*What needs to be done*
Summarize the Dhaba India review in two sentences.
===== Text excerpt
One thing that never fails to amaze me about Japan is the love for Indian food. Wherever we went, may it be Nikko, Hiroshima or Sapporo we were sure to find an Indian restaurant nearby. And when it comes to Tokyo, they are just everywhere, in lonely streets or sprawling market places, tucked away in basement floors or looking down from high rise shopping complexes. Though in these 3 years of our stay here in Tokyo, as we tried out one restaurant after other, we soon came to know the familiar taste and flavor served in most of them, and I must tell you here that they are actually not like the food we get back home and very few have actually been able to make a mark on our taste buds so much so to remark 'Yes now that's what it should be like'.
Among those chosen few, one that comes closest and serves the best of the South-Indian flavor is the restaurant Dhaba India, located a short walk away from the Yaesu South Exit of the Tokyo station. We actually went there recently for our Anniversary-special lunch and loved the food and the ambience so much that we made another trip pretty soon thereafter.
The first time round we had ordered ourselves some crispy and huge Masala Dosas (Indian pancakes made from milled rice and lentils and stuffed with mildly spicy potato-mash mix) that came with the tangy Sambhar (a typical vegetable stew preparation made with tamarind and split pigeon peas) and some delicious Coconut chutney (a subtly spiced accompaniment made from coarsely ground coconut and curd, infused with a hint of curry leaves). These were so authentic and true to the flavor that we actually felt at home for a while! Given this true to home taste, these were quite reasonably priced at ¥1,370 per plate. We found the menu to be simple and catering to most of the major South-Indian specialties (except Idlis and Uthappams) and also some of the exclusive chicken and mutton preparations too. And that's not all, what added to the fun was the intensely flavored Madrasi filtered coffee, prepared and served the traditional way.
The service was prompt and friendly and the chief Cook himself served us his hand-made delicacies. The décor and ambience was minimal and beautifully done in lovely blue and coppers, nothing like the overwhelming, over the top flashy Indian décor at most Indian restaurants here. It was quite calm, subtle and enjoyable even with a full house on a weekday afternoon. But as we found out soon, that was just a glimpse of the restaurant’s tremendous popularity.
On our next visit to this place on a holiday, a Friday afternoon, we actually were surprised to find a whole crowd of people already queued up, waiting patiently, well ahead of the opening time of 12pm.
This time round it was the holiday-special menu and we got ourselves a South-Indian Thali and a Dosa set. The Thali was priced somewhere around ¥1600 and was a delectable assortment of Rasam, Sambhar, a prawn curry, 2 veg curries and Payasam (traditional sweet dish) along with rice, a huge Poori (Indian flatbread), Papad and some tangy chutney. All the curries and accompaniments were light on oil and rich in taste with each having its own distinctive flavor. The Dosa set had a huge Masala Dosa, Sambhar and chutney along with two Medu-Vadas (Doughnut shaped Indian fritters made from lentils and spices). How much we loved the food here was evident in the extra helpings of sambhars and chutneys. Once again we rounded off the delicious meal with the perfect cup of filtered coffee and wrapped up the afternoon with a few clicks capturing the whole ambience of a well spent and thoroughly relished afternoon.
==========
===== Material provided
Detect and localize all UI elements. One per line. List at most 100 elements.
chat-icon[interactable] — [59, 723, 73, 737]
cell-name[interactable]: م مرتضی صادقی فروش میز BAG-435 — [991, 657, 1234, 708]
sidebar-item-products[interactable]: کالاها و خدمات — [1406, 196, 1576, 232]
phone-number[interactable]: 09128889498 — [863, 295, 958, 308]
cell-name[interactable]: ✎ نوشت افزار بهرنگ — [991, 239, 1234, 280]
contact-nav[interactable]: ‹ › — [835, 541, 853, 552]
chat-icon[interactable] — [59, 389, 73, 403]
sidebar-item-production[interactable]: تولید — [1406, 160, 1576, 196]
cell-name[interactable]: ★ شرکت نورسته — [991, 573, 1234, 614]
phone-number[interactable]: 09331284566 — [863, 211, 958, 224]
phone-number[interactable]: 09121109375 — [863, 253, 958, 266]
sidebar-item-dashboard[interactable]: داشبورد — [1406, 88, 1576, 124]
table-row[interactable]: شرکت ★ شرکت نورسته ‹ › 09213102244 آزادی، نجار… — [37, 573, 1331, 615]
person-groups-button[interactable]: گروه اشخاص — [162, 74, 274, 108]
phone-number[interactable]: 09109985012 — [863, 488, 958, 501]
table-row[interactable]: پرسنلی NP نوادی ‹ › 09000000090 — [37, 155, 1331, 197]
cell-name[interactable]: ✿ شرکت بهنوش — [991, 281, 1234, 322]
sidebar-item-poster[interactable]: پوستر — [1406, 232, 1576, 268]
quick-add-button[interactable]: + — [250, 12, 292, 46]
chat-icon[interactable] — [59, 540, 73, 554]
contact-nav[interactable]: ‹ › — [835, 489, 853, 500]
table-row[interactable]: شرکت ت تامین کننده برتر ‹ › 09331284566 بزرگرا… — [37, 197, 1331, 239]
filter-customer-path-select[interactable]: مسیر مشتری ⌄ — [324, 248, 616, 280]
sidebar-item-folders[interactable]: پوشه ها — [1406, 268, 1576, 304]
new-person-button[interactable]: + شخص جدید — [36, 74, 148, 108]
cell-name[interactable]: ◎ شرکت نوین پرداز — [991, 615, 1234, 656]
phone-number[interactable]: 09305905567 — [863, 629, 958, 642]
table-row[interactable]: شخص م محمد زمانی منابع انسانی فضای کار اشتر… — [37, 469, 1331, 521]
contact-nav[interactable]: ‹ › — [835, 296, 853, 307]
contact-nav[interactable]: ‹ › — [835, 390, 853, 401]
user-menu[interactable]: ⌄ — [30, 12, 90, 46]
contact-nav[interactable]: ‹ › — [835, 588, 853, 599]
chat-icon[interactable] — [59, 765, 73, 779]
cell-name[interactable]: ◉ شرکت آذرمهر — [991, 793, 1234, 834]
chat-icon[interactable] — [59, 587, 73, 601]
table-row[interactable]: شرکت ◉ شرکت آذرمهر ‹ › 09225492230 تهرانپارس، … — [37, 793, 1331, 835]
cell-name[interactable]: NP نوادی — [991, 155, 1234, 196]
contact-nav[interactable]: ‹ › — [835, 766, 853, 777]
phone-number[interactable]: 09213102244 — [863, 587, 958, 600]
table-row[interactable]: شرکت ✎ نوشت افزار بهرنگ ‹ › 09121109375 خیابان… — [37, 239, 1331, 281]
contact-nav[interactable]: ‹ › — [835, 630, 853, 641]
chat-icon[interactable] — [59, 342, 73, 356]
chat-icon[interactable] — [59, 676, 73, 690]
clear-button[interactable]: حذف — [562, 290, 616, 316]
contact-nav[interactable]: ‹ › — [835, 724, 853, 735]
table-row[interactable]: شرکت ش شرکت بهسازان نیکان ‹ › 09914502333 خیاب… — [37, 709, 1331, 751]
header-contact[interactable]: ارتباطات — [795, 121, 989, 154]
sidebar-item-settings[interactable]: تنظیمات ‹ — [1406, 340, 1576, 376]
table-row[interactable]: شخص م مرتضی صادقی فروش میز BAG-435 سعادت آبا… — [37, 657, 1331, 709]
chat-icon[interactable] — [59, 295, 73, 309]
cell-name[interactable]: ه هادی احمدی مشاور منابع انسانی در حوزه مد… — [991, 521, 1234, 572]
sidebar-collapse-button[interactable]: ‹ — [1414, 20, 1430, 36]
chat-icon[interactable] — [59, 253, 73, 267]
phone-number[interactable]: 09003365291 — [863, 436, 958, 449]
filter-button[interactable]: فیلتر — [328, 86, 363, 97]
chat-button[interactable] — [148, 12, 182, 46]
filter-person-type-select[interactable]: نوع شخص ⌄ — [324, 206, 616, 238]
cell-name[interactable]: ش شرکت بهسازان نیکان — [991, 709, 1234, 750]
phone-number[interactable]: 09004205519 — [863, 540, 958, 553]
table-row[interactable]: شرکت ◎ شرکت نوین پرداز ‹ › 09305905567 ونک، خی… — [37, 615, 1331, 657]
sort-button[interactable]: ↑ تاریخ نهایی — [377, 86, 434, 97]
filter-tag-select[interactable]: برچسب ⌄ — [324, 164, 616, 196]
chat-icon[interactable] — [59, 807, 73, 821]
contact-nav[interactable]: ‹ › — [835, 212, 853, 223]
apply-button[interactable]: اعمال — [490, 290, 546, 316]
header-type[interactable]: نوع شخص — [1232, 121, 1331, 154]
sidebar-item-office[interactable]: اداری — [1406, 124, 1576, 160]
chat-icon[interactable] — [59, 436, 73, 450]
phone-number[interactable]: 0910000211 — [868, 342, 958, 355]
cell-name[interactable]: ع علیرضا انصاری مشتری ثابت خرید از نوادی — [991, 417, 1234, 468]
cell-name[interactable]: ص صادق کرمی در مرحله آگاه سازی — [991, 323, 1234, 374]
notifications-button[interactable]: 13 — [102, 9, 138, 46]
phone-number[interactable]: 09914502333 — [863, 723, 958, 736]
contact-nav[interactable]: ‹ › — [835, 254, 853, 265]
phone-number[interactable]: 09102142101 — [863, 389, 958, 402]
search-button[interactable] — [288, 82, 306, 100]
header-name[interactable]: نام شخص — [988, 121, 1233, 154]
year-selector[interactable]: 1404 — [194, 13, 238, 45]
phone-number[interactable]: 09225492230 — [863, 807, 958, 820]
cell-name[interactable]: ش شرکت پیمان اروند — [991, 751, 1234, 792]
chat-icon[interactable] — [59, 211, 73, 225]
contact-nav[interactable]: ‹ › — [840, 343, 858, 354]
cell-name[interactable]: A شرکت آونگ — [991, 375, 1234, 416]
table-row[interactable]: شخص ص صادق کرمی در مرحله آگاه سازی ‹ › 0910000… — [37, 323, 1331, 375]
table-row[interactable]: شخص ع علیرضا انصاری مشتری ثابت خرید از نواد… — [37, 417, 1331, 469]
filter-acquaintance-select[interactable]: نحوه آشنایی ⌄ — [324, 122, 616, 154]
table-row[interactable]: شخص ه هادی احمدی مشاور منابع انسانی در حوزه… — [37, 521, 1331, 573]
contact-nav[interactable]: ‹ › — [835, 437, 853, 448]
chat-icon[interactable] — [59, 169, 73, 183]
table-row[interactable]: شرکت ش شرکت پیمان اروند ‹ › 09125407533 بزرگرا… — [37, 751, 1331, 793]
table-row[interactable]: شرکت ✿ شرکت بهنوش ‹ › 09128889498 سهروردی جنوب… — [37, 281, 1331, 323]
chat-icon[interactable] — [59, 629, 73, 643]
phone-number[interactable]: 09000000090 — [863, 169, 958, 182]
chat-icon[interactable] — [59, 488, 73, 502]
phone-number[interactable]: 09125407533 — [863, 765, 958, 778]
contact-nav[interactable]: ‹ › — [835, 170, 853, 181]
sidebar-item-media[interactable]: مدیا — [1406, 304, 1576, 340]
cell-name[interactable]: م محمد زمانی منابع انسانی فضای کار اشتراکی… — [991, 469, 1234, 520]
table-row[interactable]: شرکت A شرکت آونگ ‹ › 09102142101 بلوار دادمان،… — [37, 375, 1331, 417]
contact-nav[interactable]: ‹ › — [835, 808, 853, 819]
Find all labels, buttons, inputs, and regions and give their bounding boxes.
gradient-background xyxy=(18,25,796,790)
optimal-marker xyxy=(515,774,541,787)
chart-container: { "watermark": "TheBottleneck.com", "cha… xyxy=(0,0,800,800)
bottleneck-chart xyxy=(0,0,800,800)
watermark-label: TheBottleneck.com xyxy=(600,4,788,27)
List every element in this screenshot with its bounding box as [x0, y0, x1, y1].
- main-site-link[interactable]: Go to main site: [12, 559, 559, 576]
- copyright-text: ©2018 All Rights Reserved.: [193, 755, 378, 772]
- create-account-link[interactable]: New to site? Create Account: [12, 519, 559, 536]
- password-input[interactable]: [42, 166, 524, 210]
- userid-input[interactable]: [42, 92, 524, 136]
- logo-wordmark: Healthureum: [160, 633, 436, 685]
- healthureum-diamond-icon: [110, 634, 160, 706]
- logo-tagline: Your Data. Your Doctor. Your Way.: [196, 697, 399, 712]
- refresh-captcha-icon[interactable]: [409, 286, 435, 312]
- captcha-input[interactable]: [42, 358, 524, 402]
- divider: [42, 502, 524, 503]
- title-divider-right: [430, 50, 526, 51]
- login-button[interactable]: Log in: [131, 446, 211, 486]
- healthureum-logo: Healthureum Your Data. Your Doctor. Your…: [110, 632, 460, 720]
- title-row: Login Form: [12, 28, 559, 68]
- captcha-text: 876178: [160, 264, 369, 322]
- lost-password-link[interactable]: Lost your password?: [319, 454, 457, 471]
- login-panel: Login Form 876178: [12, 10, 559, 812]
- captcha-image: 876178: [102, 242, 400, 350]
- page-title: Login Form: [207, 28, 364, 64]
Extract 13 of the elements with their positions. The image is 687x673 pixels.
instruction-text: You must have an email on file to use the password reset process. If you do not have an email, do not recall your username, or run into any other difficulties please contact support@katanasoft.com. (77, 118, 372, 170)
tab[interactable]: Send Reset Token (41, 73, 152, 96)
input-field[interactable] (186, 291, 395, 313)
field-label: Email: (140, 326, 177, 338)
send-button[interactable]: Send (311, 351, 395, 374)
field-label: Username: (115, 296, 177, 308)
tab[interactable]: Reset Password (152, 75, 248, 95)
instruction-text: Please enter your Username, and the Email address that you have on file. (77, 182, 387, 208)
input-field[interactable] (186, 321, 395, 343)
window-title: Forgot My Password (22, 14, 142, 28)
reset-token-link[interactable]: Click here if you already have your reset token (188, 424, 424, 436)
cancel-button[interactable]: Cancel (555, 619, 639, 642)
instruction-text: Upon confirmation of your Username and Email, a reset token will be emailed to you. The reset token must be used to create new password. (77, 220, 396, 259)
==========
*Expected output*
Among the many Indian restaurants tried during a three-year stay in Tokyo, Dhaba India, a short walk from the Yaesu South Exit of Tokyo station, came closest to true South-Indian flavor, with authentic, reasonably priced Masala Dosas, traditional filtered coffee, prompt and friendly service, and calm blue-and-copper décor. On a holiday visit, a crowd was already queued before the 12pm opening, and the South-Indian Thali and Dosa set were so good, with curries light on oil and rich in taste, that extra helpings of sambhar and chutney were ordered.